Instruction: The entries are to be returned exactly, with images left out.

#### Data section

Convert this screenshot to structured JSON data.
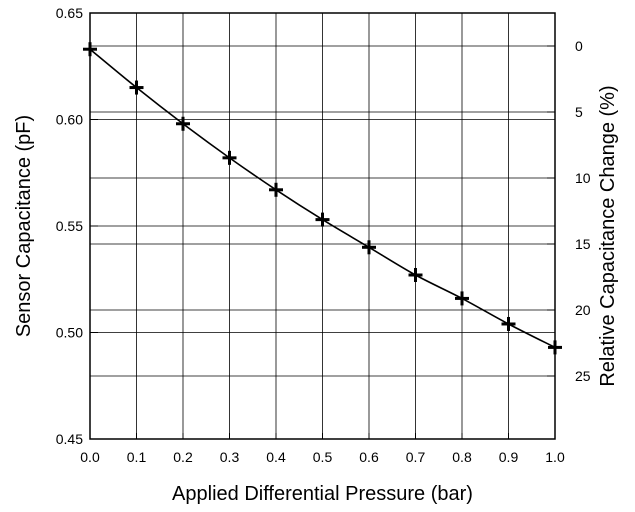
{
  "chart_data": {
    "type": "line",
    "title": "",
    "xlabel": "Applied Differential Pressure (bar)",
    "ylabel": "Sensor Capacitance (pF)",
    "y2label": "Relative Capacitance Change (%)",
    "xlim": [
      0.0,
      1.0
    ],
    "ylim": [
      0.45,
      0.65
    ],
    "y2lim": [
      0,
      29
    ],
    "y2_inverted": true,
    "grid": true,
    "x_ticks": [
      "0.0",
      "0.1",
      "0.2",
      "0.3",
      "0.4",
      "0.5",
      "0.6",
      "0.7",
      "0.8",
      "0.9",
      "1.0"
    ],
    "y_ticks": [
      "0.45",
      "0.50",
      "0.55",
      "0.60",
      "0.65"
    ],
    "y2_ticks": [
      "0",
      "5",
      "10",
      "15",
      "20",
      "25"
    ],
    "series": [
      {
        "marker": "plus",
        "x": [
          0.0,
          0.1,
          0.2,
          0.3,
          0.4,
          0.5,
          0.6,
          0.7,
          0.8,
          0.9,
          1.0
        ],
        "y": [
          0.633,
          0.615,
          0.598,
          0.582,
          0.567,
          0.553,
          0.54,
          0.527,
          0.516,
          0.504,
          0.493
        ]
      }
    ]
  }
}
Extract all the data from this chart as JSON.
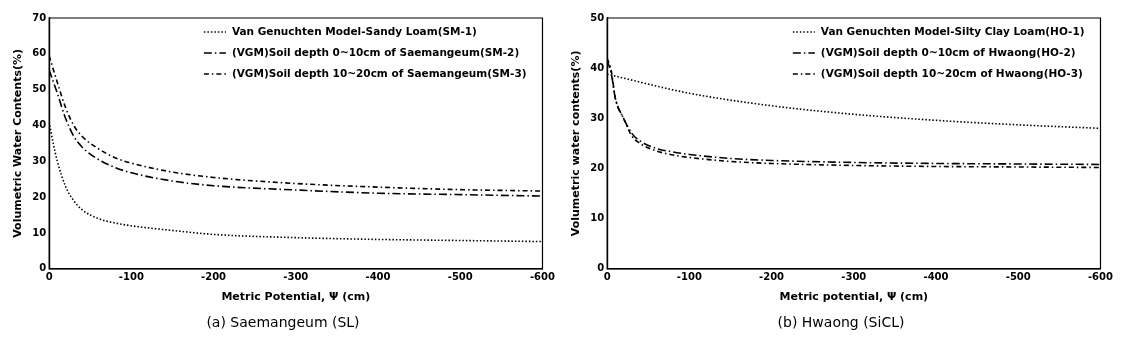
{
  "chart_data": [
    {
      "type": "line",
      "xlabel": "Metric Potential, Ψ (cm)",
      "ylabel": "Volumetric Water Contents(%)",
      "xlim": [
        0,
        -600
      ],
      "xticks": [
        0,
        -100,
        -200,
        -300,
        -400,
        -500,
        -600
      ],
      "ylim": [
        0,
        70
      ],
      "yticks": [
        0,
        10,
        20,
        30,
        40,
        50,
        60,
        70
      ],
      "grid": false,
      "legend": "top right",
      "marker": "none",
      "annotations": [
        "(a) Saemangeum (SL)"
      ],
      "series": [
        {
          "name": "Van Genuchten Model-Sandy Loam(SM-1)",
          "color": "#000000",
          "line_style": "dotted",
          "x": [
            0,
            -5,
            -10,
            -20,
            -30,
            -40,
            -60,
            -80,
            -100,
            -150,
            -200,
            -300,
            -400,
            -500,
            -600
          ],
          "values": [
            41,
            35,
            30,
            23,
            19,
            16.5,
            14,
            12.8,
            12,
            10.7,
            9.6,
            8.7,
            8.2,
            7.9,
            7.6
          ]
        },
        {
          "name": "(VGM)Soil depth 0~10cm of Saemangeum(SM-2)",
          "color": "#000000",
          "line_style": "dashed",
          "x": [
            0,
            -10,
            -20,
            -30,
            -40,
            -60,
            -80,
            -100,
            -150,
            -200,
            -300,
            -400,
            -500,
            -600
          ],
          "values": [
            55.5,
            49,
            42,
            37,
            34,
            30.5,
            28.3,
            26.8,
            24.5,
            23.2,
            22,
            21.1,
            20.7,
            20.3
          ]
        },
        {
          "name": "(VGM)Soil depth 10~20cm of Saemangeum(SM-3)",
          "color": "#000000",
          "line_style": "dashed",
          "x": [
            0,
            -10,
            -20,
            -30,
            -40,
            -60,
            -80,
            -100,
            -150,
            -200,
            -300,
            -400,
            -500,
            -600
          ],
          "values": [
            59.5,
            52,
            45,
            40,
            37,
            33.5,
            31,
            29.5,
            27,
            25.5,
            23.8,
            22.8,
            22.1,
            21.7
          ]
        }
      ]
    },
    {
      "type": "line",
      "xlabel": "Metric potential, Ψ (cm)",
      "ylabel": "Volumetric water contents(%)",
      "xlim": [
        0,
        -600
      ],
      "xticks": [
        0,
        -100,
        -200,
        -300,
        -400,
        -500,
        -600
      ],
      "ylim": [
        0,
        50
      ],
      "yticks": [
        0,
        10,
        20,
        30,
        40,
        50
      ],
      "grid": false,
      "legend": "top right",
      "marker": "none",
      "annotations": [
        "(b) Hwaong (SiCL)"
      ],
      "series": [
        {
          "name": "Van Genuchten Model-Silty Clay Loam(HO-1)",
          "color": "#000000",
          "line_style": "dotted",
          "x": [
            0,
            -100,
            -200,
            -300,
            -400,
            -500,
            -600
          ],
          "values": [
            38.8,
            35,
            32.5,
            30.8,
            29.6,
            28.7,
            28
          ]
        },
        {
          "name": "(VGM)Soil depth 0~10cm of Hwaong(HO-2)",
          "color": "#000000",
          "line_style": "dashed",
          "x": [
            0,
            -5,
            -10,
            -20,
            -30,
            -40,
            -60,
            -80,
            -100,
            -150,
            -200,
            -300,
            -400,
            -500,
            -600
          ],
          "values": [
            41.5,
            39,
            34,
            30,
            27,
            25.5,
            24,
            23.3,
            22.8,
            22,
            21.6,
            21.2,
            21,
            20.9,
            20.8
          ]
        },
        {
          "name": "(VGM)Soil depth 10~20cm of Hwaong(HO-3)",
          "color": "#000000",
          "line_style": "dashed",
          "x": [
            0,
            -5,
            -10,
            -20,
            -30,
            -40,
            -60,
            -80,
            -100,
            -150,
            -200,
            -300,
            -400,
            -500,
            -600
          ],
          "values": [
            42,
            39.5,
            34,
            30,
            26.5,
            25,
            23.5,
            22.7,
            22.2,
            21.4,
            21,
            20.6,
            20.4,
            20.3,
            20.2
          ]
        }
      ]
    }
  ]
}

########

Result:
Convert this screenshot to structured JSON data.
{
  "chart_data": {
    "type": "line",
    "title": "",
    "xlabel": "Applied Differential Pressure (bar)",
    "ylabel": "Sensor Capacitance (pF)",
    "y2label": "Relative Capacitance Change (%)",
    "xlim": [
      0.0,
      1.0
    ],
    "ylim": [
      0.45,
      0.65
    ],
    "y2lim": [
      0,
      29
    ],
    "y2_inverted": true,
    "grid": true,
    "x_ticks": [
      "0.0",
      "0.1",
      "0.2",
      "0.3",
      "0.4",
      "0.5",
      "0.6",
      "0.7",
      "0.8",
      "0.9",
      "1.0"
    ],
    "y_ticks": [
      "0.45",
      "0.50",
      "0.55",
      "0.60",
      "0.65"
    ],
    "y2_ticks": [
      "0",
      "5",
      "10",
      "15",
      "20",
      "25"
    ],
    "series": [
      {
        "marker": "plus",
        "x": [
          0.0,
          0.1,
          0.2,
          0.3,
          0.4,
          0.5,
          0.6,
          0.7,
          0.8,
          0.9,
          1.0
        ],
        "y": [
          0.633,
          0.615,
          0.598,
          0.582,
          0.567,
          0.553,
          0.54,
          0.527,
          0.516,
          0.504,
          0.493
        ]
      }
    ]
  }
}
Extract all the data from this chart as JSON.
{
  "chart_data": [
    {
      "type": "line",
      "xlabel": "Metric Potential, Ψ (cm)",
      "ylabel": "Volumetric Water Contents(%)",
      "xlim": [
        0,
        -600
      ],
      "xticks": [
        0,
        -100,
        -200,
        -300,
        -400,
        -500,
        -600
      ],
      "ylim": [
        0,
        70
      ],
      "yticks": [
        0,
        10,
        20,
        30,
        40,
        50,
        60,
        70
      ],
      "grid": false,
      "legend": "top right",
      "marker": "none",
      "annotations": [
        "(a) Saemangeum (SL)"
      ],
      "series": [
        {
          "name": "Van Genuchten Model-Sandy Loam(SM-1)",
          "color": "#000000",
          "line_style": "dotted",
          "x": [
            0,
            -5,
            -10,
            -20,
            -30,
            -40,
            -60,
            -80,
            -100,
            -150,
            -200,
            -300,
            -400,
            -500,
            -600
          ],
          "values": [
            41,
            35,
            30,
            23,
            19,
            16.5,
            14,
            12.8,
            12,
            10.7,
            9.6,
            8.7,
            8.2,
            7.9,
            7.6
          ]
        },
        {
          "name": "(VGM)Soil depth 0~10cm of Saemangeum(SM-2)",
          "color": "#000000",
          "line_style": "dashed",
          "x": [
            0,
            -10,
            -20,
            -30,
            -40,
            -60,
            -80,
            -100,
            -150,
            -200,
            -300,
            -400,
            -500,
            -600
          ],
          "values": [
            55.5,
            49,
            42,
            37,
            34,
            30.5,
            28.3,
            26.8,
            24.5,
            23.2,
            22,
            21.1,
            20.7,
            20.3
          ]
        },
        {
          "name": "(VGM)Soil depth 10~20cm of Saemangeum(SM-3)",
          "color": "#000000",
          "line_style": "dashed",
          "x": [
            0,
            -10,
            -20,
            -30,
            -40,
            -60,
            -80,
            -100,
            -150,
            -200,
            -300,
            -400,
            -500,
            -600
          ],
          "values": [
            59.5,
            52,
            45,
            40,
            37,
            33.5,
            31,
            29.5,
            27,
            25.5,
            23.8,
            22.8,
            22.1,
            21.7
          ]
        }
      ]
    },
    {
      "type": "line",
      "xlabel": "Metric potential, Ψ (cm)",
      "ylabel": "Volumetric water contents(%)",
      "xlim": [
        0,
        -600
      ],
      "xticks": [
        0,
        -100,
        -200,
        -300,
        -400,
        -500,
        -600
      ],
      "ylim": [
        0,
        50
      ],
      "yticks": [
        0,
        10,
        20,
        30,
        40,
        50
      ],
      "grid": false,
      "legend": "top right",
      "marker": "none",
      "annotations": [
        "(b) Hwaong (SiCL)"
      ],
      "series": [
        {
          "name": "Van Genuchten Model-Silty Clay Loam(HO-1)",
          "color": "#000000",
          "line_style": "dotted",
          "x": [
            0,
            -100,
            -200,
            -300,
            -400,
            -500,
            -600
          ],
          "values": [
            38.8,
            35,
            32.5,
            30.8,
            29.6,
            28.7,
            28
          ]
        },
        {
          "name": "(VGM)Soil depth 0~10cm of Hwaong(HO-2)",
          "color": "#000000",
          "line_style": "dashed",
          "x": [
            0,
            -5,
            -10,
            -20,
            -30,
            -40,
            -60,
            -80,
            -100,
            -150,
            -200,
            -300,
            -400,
            -500,
            -600
          ],
          "values": [
            41.5,
            39,
            34,
            30,
            27,
            25.5,
            24,
            23.3,
            22.8,
            22,
            21.6,
            21.2,
            21,
            20.9,
            20.8
          ]
        },
        {
          "name": "(VGM)Soil depth 10~20cm of Hwaong(HO-3)",
          "color": "#000000",
          "line_style": "dashed",
          "x": [
            0,
            -5,
            -10,
            -20,
            -30,
            -40,
            -60,
            -80,
            -100,
            -150,
            -200,
            -300,
            -400,
            -500,
            -600
          ],
          "values": [
            42,
            39.5,
            34,
            30,
            26.5,
            25,
            23.5,
            22.7,
            22.2,
            21.4,
            21,
            20.6,
            20.4,
            20.3,
            20.2
          ]
        }
      ]
    }
  ]
}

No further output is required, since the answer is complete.